Exercise task — Transcribe the listing that follows in full, omitting pictures.

— START —

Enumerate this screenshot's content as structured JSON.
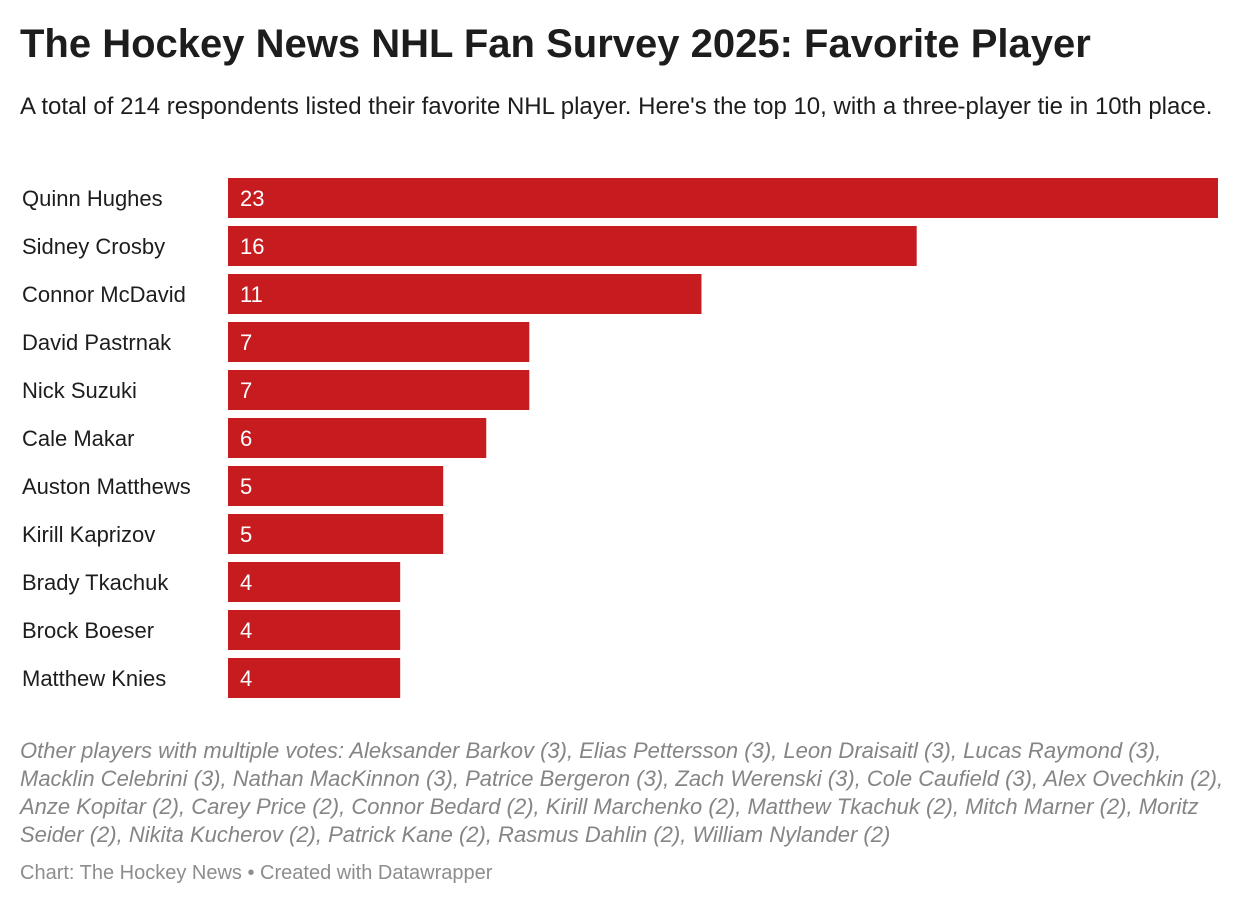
{
  "header": {
    "title": "The Hockey News NHL Fan Survey 2025: Favorite Player",
    "subtitle": "A total of 214 respondents listed their favorite NHL player. Here's the top 10, with a three-player tie in 10th place."
  },
  "chart_data": {
    "type": "bar",
    "orientation": "horizontal",
    "categories": [
      "Quinn Hughes",
      "Sidney Crosby",
      "Connor McDavid",
      "David Pastrnak",
      "Nick Suzuki",
      "Cale Makar",
      "Auston Matthews",
      "Kirill Kaprizov",
      "Brady Tkachuk",
      "Brock Boeser",
      "Matthew Knies"
    ],
    "values": [
      23,
      16,
      11,
      7,
      7,
      6,
      5,
      5,
      4,
      4,
      4
    ],
    "xlim": [
      0,
      23
    ],
    "bar_color": "#c71c1f",
    "value_label_color": "#ffffff",
    "grid": false,
    "value_labels": "inside-start"
  },
  "notes": "Other players with multiple votes: Aleksander Barkov (3), Elias Pettersson (3), Leon Draisaitl (3), Lucas Raymond (3), Macklin Celebrini (3), Nathan MacKinnon (3), Patrice Bergeron (3), Zach Werenski (3), Cole Caufield (3), Alex Ovechkin (2), Anze Kopitar (2), Carey Price (2), Connor Bedard (2), Kirill Marchenko (2), Matthew Tkachuk (2), Mitch Marner (2), Moritz Seider (2), Nikita Kucherov (2), Patrick Kane (2), Rasmus Dahlin (2), William Nylander (2)",
  "footer": {
    "source": "Chart: The Hockey News • Created with Datawrapper"
  }
}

— END —

Written response —
Enumerate this screenshot's content as structured JSON.
{
  "header": {
    "title": "The Hockey News NHL Fan Survey 2025: Favorite Player",
    "subtitle": "A total of 214 respondents listed their favorite NHL player. Here's the top 10, with a three-player tie in 10th place."
  },
  "chart_data": {
    "type": "bar",
    "orientation": "horizontal",
    "categories": [
      "Quinn Hughes",
      "Sidney Crosby",
      "Connor McDavid",
      "David Pastrnak",
      "Nick Suzuki",
      "Cale Makar",
      "Auston Matthews",
      "Kirill Kaprizov",
      "Brady Tkachuk",
      "Brock Boeser",
      "Matthew Knies"
    ],
    "values": [
      23,
      16,
      11,
      7,
      7,
      6,
      5,
      5,
      4,
      4,
      4
    ],
    "xlim": [
      0,
      23
    ],
    "bar_color": "#c71c1f",
    "value_label_color": "#ffffff",
    "grid": false,
    "value_labels": "inside-start"
  },
  "notes": "Other players with multiple votes: Aleksander Barkov (3), Elias Pettersson (3), Leon Draisaitl (3), Lucas Raymond (3), Macklin Celebrini (3), Nathan MacKinnon (3), Patrice Bergeron (3), Zach Werenski (3), Cole Caufield (3), Alex Ovechkin (2), Anze Kopitar (2), Carey Price (2), Connor Bedard (2), Kirill Marchenko (2), Matthew Tkachuk (2), Mitch Marner (2), Moritz Seider (2), Nikita Kucherov (2), Patrick Kane (2), Rasmus Dahlin (2), William Nylander (2)",
  "footer": {
    "source": "Chart: The Hockey News • Created with Datawrapper"
  }
}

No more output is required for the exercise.